__EXERCISE BRIEF__
How many lines in the records below include the word "Extrude"? Reply with the number only.

__MATERIAL TO PROCESS__

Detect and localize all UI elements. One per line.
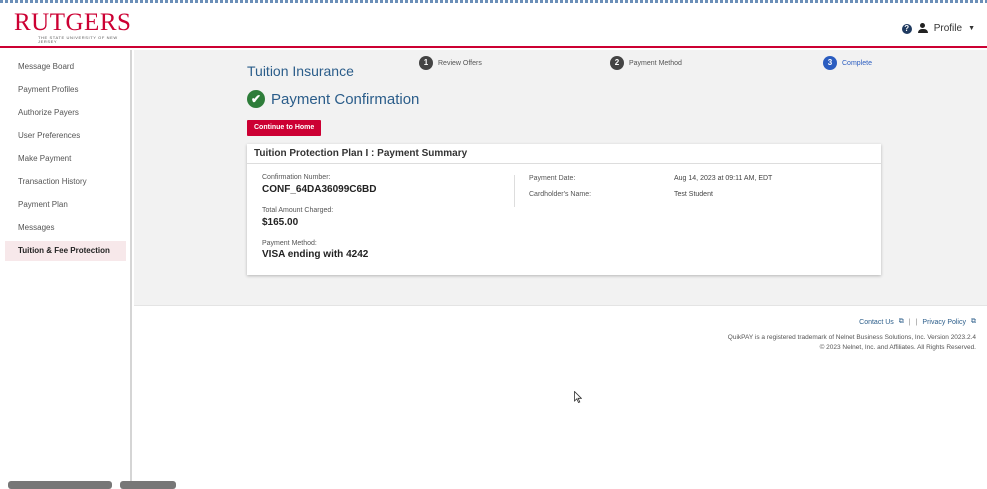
sidebar-item-payment-plan[interactable]: Payment Plan xyxy=(5,195,126,215)
card-title: Tuition Protection Plan I : Payment Summ… xyxy=(247,144,881,164)
footer-links: Contact Us ⧉ | | Privacy Policy ⧉ xyxy=(859,318,976,326)
step-number: 2 xyxy=(610,56,624,70)
rutgers-logo[interactable]: RUTGERS THE STATE UNIVERSITY OF NEW JERS… xyxy=(14,9,132,45)
payment-date-value: Aug 14, 2023 at 09:11 AM, EDT xyxy=(674,175,773,182)
confirmation-heading: ✔ Payment Confirmation xyxy=(247,90,419,108)
logo-wordmark: RUTGERS xyxy=(14,9,132,36)
payment-date-label: Payment Date: xyxy=(529,175,576,182)
sidebar-item-messages[interactable]: Messages xyxy=(5,218,126,238)
header: RUTGERS THE STATE UNIVERSITY OF NEW JERS… xyxy=(0,3,987,48)
page-title: Tuition Insurance xyxy=(247,63,354,79)
continue-to-home-button[interactable]: Continue to Home xyxy=(247,120,322,136)
privacy-policy-link[interactable]: Privacy Policy xyxy=(922,319,966,326)
sidebar: Message Board Payment Profiles Authorize… xyxy=(0,50,132,487)
card-divider xyxy=(514,175,515,207)
sidebar-item-make-payment[interactable]: Make Payment xyxy=(5,149,126,169)
sidebar-item-authorize-payers[interactable]: Authorize Payers xyxy=(5,103,126,123)
step-payment-method: 2 Payment Method xyxy=(610,56,682,70)
link-separator: | xyxy=(908,318,911,326)
logo-subtitle: THE STATE UNIVERSITY OF NEW JERSEY xyxy=(38,35,118,44)
payment-summary-card: Tuition Protection Plan I : Payment Summ… xyxy=(247,144,881,275)
copyright-text: © 2023 Nelnet, Inc. and Affiliates. All … xyxy=(819,344,976,351)
check-circle-icon: ✔ xyxy=(247,90,265,108)
step-label: Payment Method xyxy=(629,59,682,67)
cardholder-label: Cardholder's Name: xyxy=(529,191,592,198)
mouse-cursor-icon xyxy=(574,391,582,403)
chevron-down-icon[interactable]: ▼ xyxy=(968,25,975,32)
total-amount-value: $165.00 xyxy=(262,217,299,228)
sidebar-item-message-board[interactable]: Message Board xyxy=(5,57,126,77)
trademark-text: QuikPAY is a registered trademark of Nel… xyxy=(727,334,976,341)
cardholder-value: Test Student xyxy=(674,191,713,198)
header-actions: ? Profile ▼ xyxy=(901,23,975,34)
link-separator: | xyxy=(915,318,918,326)
sidebar-item-tuition-fee-protection[interactable]: Tuition & Fee Protection xyxy=(5,241,126,261)
confirmation-title: Payment Confirmation xyxy=(271,90,420,108)
sidebar-item-user-preferences[interactable]: User Preferences xyxy=(5,126,126,146)
payment-method-value: VISA ending with 4242 xyxy=(262,249,369,260)
step-number: 3 xyxy=(823,56,837,70)
external-link-icon: ⧉ xyxy=(971,318,976,325)
profile-menu-button[interactable]: Profile xyxy=(934,23,962,34)
sidebar-item-payment-profiles[interactable]: Payment Profiles xyxy=(5,80,126,100)
confirmation-number-label: Confirmation Number: xyxy=(262,174,331,181)
help-icon[interactable]: ? xyxy=(901,23,912,34)
step-number: 1 xyxy=(419,56,433,70)
step-review-offers: 1 Review Offers xyxy=(419,56,482,70)
step-label: Complete xyxy=(842,59,872,67)
payment-method-label: Payment Method: xyxy=(262,240,317,247)
user-icon xyxy=(917,23,928,34)
bottom-bar-button-right[interactable] xyxy=(120,481,176,489)
sidebar-item-transaction-history[interactable]: Transaction History xyxy=(5,172,126,192)
step-label: Review Offers xyxy=(438,59,482,67)
external-link-icon: ⧉ xyxy=(898,318,904,325)
total-amount-label: Total Amount Charged: xyxy=(262,207,334,214)
confirmation-number-value: CONF_64DA36099C6BD xyxy=(262,184,377,195)
step-complete: 3 Complete xyxy=(823,56,872,70)
bottom-bar-button-left[interactable] xyxy=(8,481,112,489)
contact-us-link[interactable]: Contact Us xyxy=(859,319,894,326)
main-content: Tuition Insurance 1 Review Offers 2 Paym… xyxy=(134,50,987,306)
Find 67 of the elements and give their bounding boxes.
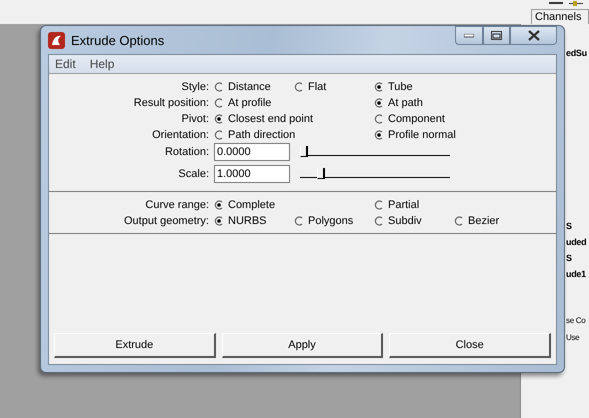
radio-label[interactable]: Distance — [228, 81, 271, 93]
channel-text: Use — [566, 333, 580, 342]
option-label: Output geometry: — [123, 215, 210, 227]
maximize-button[interactable] — [483, 26, 510, 45]
radio-label[interactable]: Component — [388, 113, 445, 125]
app-icon — [48, 32, 65, 48]
minimize-button[interactable] — [455, 26, 483, 45]
channel-text: S — [566, 221, 572, 231]
channel-text: ude1 — [566, 269, 586, 279]
radio-label[interactable]: Flat — [308, 81, 326, 93]
radio-label[interactable]: Polygons — [308, 215, 354, 227]
option-label: Scale: — [177, 168, 210, 180]
radio-label[interactable]: Profile normal — [388, 129, 456, 141]
radio-button[interactable] — [374, 216, 384, 226]
radio-button[interactable] — [214, 130, 224, 140]
radio-button[interactable] — [374, 114, 384, 124]
radio-label[interactable]: Subdiv — [388, 215, 422, 227]
radio-label[interactable]: Tube — [388, 81, 413, 93]
option-label: Style: — [180, 81, 210, 93]
dialog-button[interactable]: Apply — [222, 333, 384, 358]
maximize-icon — [491, 31, 502, 40]
slider-track[interactable] — [300, 166, 450, 178]
radio-button[interactable] — [454, 216, 464, 226]
channels-tab[interactable]: Channels — [531, 9, 589, 24]
menu-item[interactable]: Help — [90, 57, 114, 71]
radio-button[interactable] — [214, 200, 224, 210]
channel-text: uded — [566, 237, 586, 247]
channel-text: S — [566, 253, 572, 263]
radio-button[interactable] — [374, 98, 384, 108]
radio-label[interactable]: Closest end point — [228, 113, 313, 125]
radio-label[interactable]: Path direction — [228, 129, 296, 141]
dialog-button[interactable]: Close — [389, 333, 552, 358]
radio-button[interactable] — [214, 216, 224, 226]
radio-button[interactable] — [214, 82, 224, 92]
option-label: Pivot: — [180, 113, 210, 125]
option-label: Orientation: — [151, 129, 210, 141]
menu-item[interactable]: Edit — [55, 57, 76, 71]
radio-button[interactable] — [294, 216, 304, 226]
radio-label[interactable]: Bezier — [468, 215, 500, 227]
radio-label[interactable]: At path — [388, 97, 423, 109]
radio-button[interactable] — [374, 82, 384, 92]
option-label: Rotation: — [164, 146, 210, 158]
toolbar-icon[interactable] — [549, 1, 563, 7]
radio-button[interactable] — [374, 130, 384, 140]
window-title: Extrude Options — [71, 32, 166, 48]
slider-track[interactable] — [300, 144, 450, 156]
radio-label[interactable]: At profile — [228, 97, 272, 109]
channel-text: edSu — [566, 48, 587, 58]
radio-button[interactable] — [214, 114, 224, 124]
dialog-button[interactable]: Extrude — [54, 333, 216, 358]
radio-button[interactable] — [214, 98, 224, 108]
number-field[interactable]: 0.0000 — [214, 143, 290, 161]
option-label: Curve range: — [144, 199, 210, 211]
radio-label[interactable]: Partial — [388, 199, 420, 211]
slider-thumb[interactable] — [317, 168, 326, 178]
toolbar-icon[interactable] — [569, 1, 583, 7]
minimize-icon — [464, 34, 474, 38]
slider-thumb[interactable] — [300, 146, 308, 156]
channel-text: se Co — [566, 316, 586, 325]
radio-label[interactable]: Complete — [228, 199, 276, 211]
radio-button[interactable] — [374, 200, 384, 210]
radio-button[interactable] — [294, 82, 304, 92]
close-icon — [528, 30, 540, 41]
radio-label[interactable]: NURBS — [228, 215, 267, 227]
close-button[interactable] — [510, 26, 557, 45]
option-label: Result position: — [132, 97, 210, 109]
number-field[interactable]: 1.0000 — [214, 165, 290, 183]
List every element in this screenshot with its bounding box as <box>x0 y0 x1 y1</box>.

__RESPONSE TO THIS TASK__
2